## Text provided:
[start]

When the Vulcans refuse Spock vows to convince them to change there minds. Nero tells him he holds him responsible for saving his planet and that if anything goes wrong he is blaming Spock.

The time line of events is slightly different in the comic and Spock is no where near Romulus when it is destroyed but instead is only able to fly out later when Vulcan is then being threatened. Nero is furious because he thinks Spock used him in order to get the resources to save Vulcan and that he was never going to help Romulus.

Nero hates and blames Spock for everything which is why he goes after Vulcan.

Anonymous said...

all i can say about uruha & the eppie "charlie x" it was hinted she had a thing for spock...they probably just decided to go with that.

Anonymous said...

heh i realised i misspelled like half asleep...zzzz

spdred said...

plus i just think its lame to nitpick the science of something like star trek lol. you could poke holes through the science in every season of that show to be 100% honest

~ tOkKa said...

-->> But, dude .. STAR TREK predicted Cell phones and electric shavers !! !!


Colin said...

Wow Peter. While I respect your opinion, I wholeheartedly disagree. I loved the new movie. It nailed two key things for me, it got the characters right, and it was fun. I wasn't worried about the logic of the transporters and the red matter and whatnot, I was entertained from start to finish. I went to see it twice. It was funny, intense, it was excellent.

I loved the cast, espically Pine, Quinto, Urban, and Pegg. They were the best of the bunch. I loved the story. I like where they're going with series. I like the fact that now they can still use the old characters, but at the same time go new directions with them.

One thing I do have to point out in your "review", Nero's ship didn't have the ability to time travel. They got sucked into the past by accident and then waited 25 years. So he couldn't go back to save his wife.

[end]

## Dataset section:
[start]

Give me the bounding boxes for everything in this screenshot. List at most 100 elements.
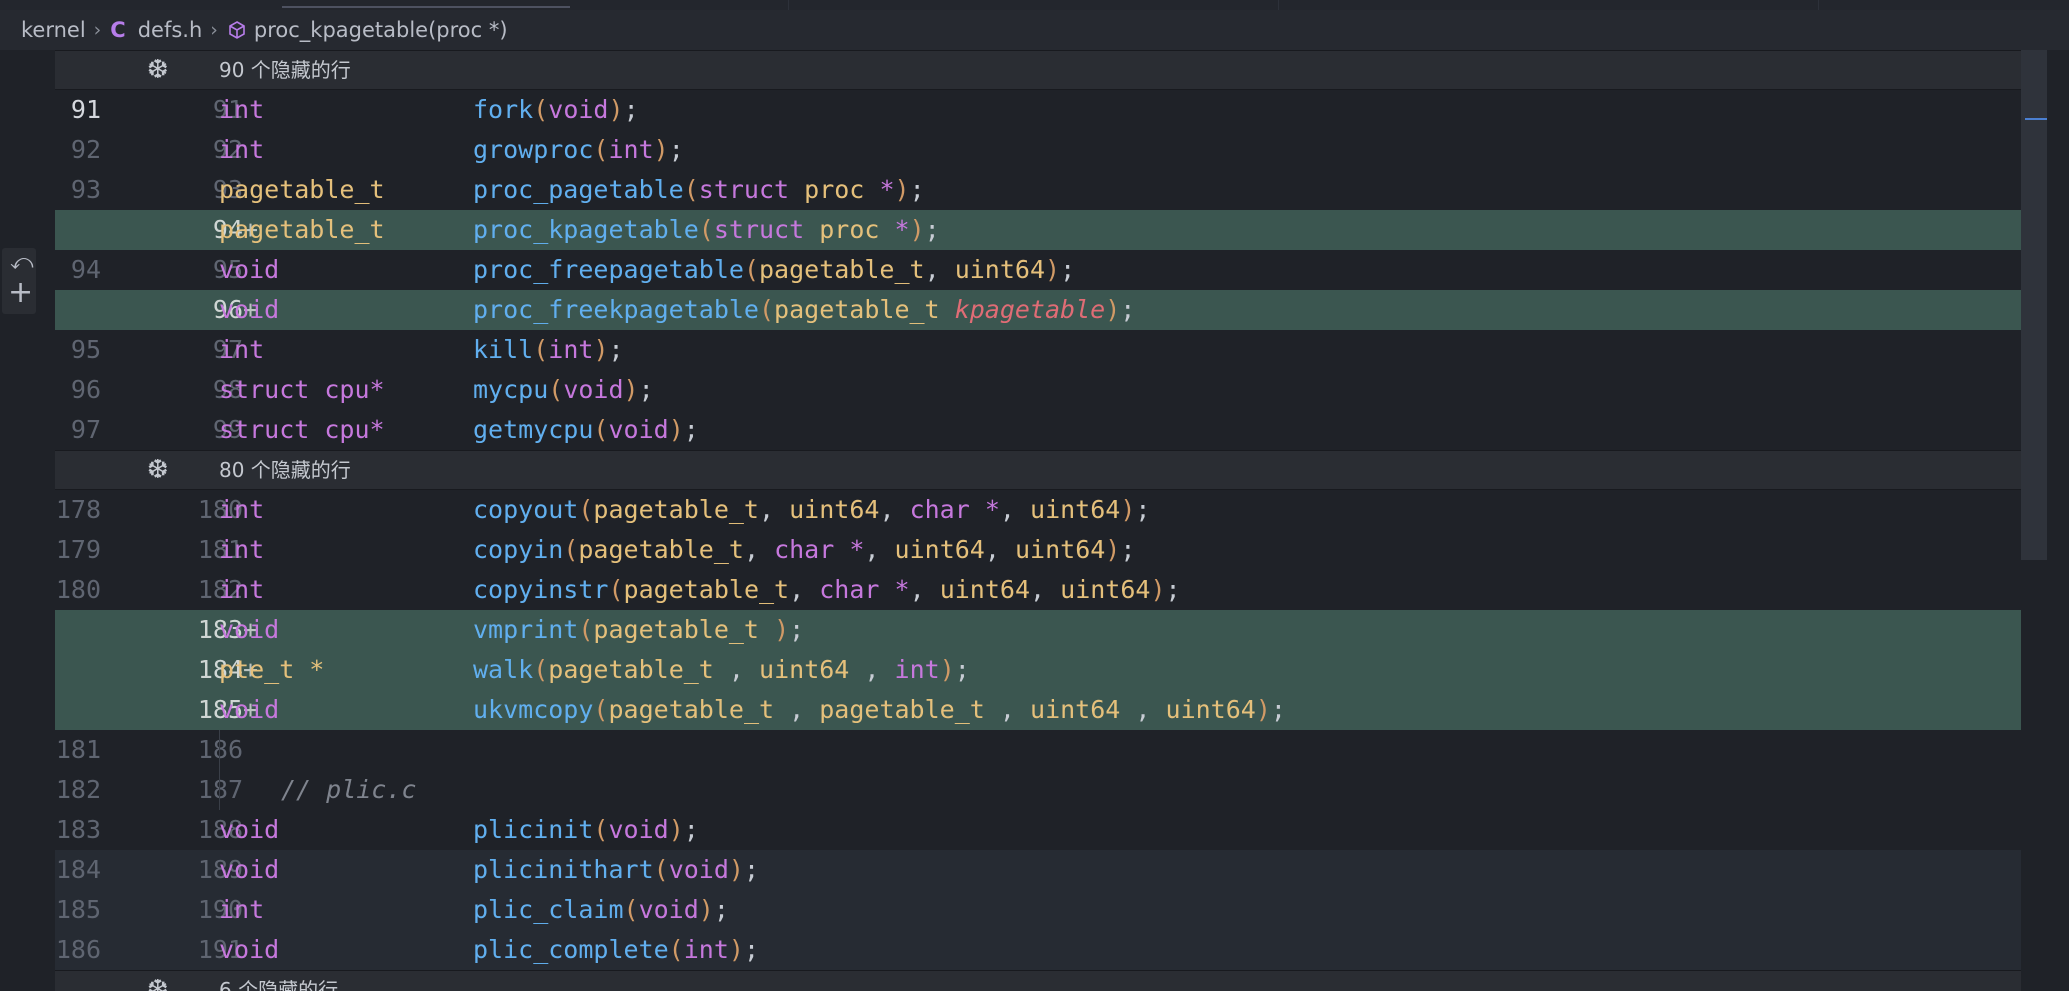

[end]

## Exercise instructions:
1. Decide whether each statement agrees with the Star Trek comment thread, answering yes or no and quoting the deciding words: (a) In the comic, Spock is near Romulus when it is destroyed. (b) Colin saw the new movie twice. (c) Nero's ship could travel through time.
2. According to the Star Trek comment thread, how long did Nero and his crew wait after being pulled into the past?

## Responses by task:
1.
(a) No: "Spock is no where near Romulus when it is destroyed"
(b) Yes: "I went to see it twice."
(c) No: "Nero's ship didn't have the ability to time travel."

2. They waited 25 years.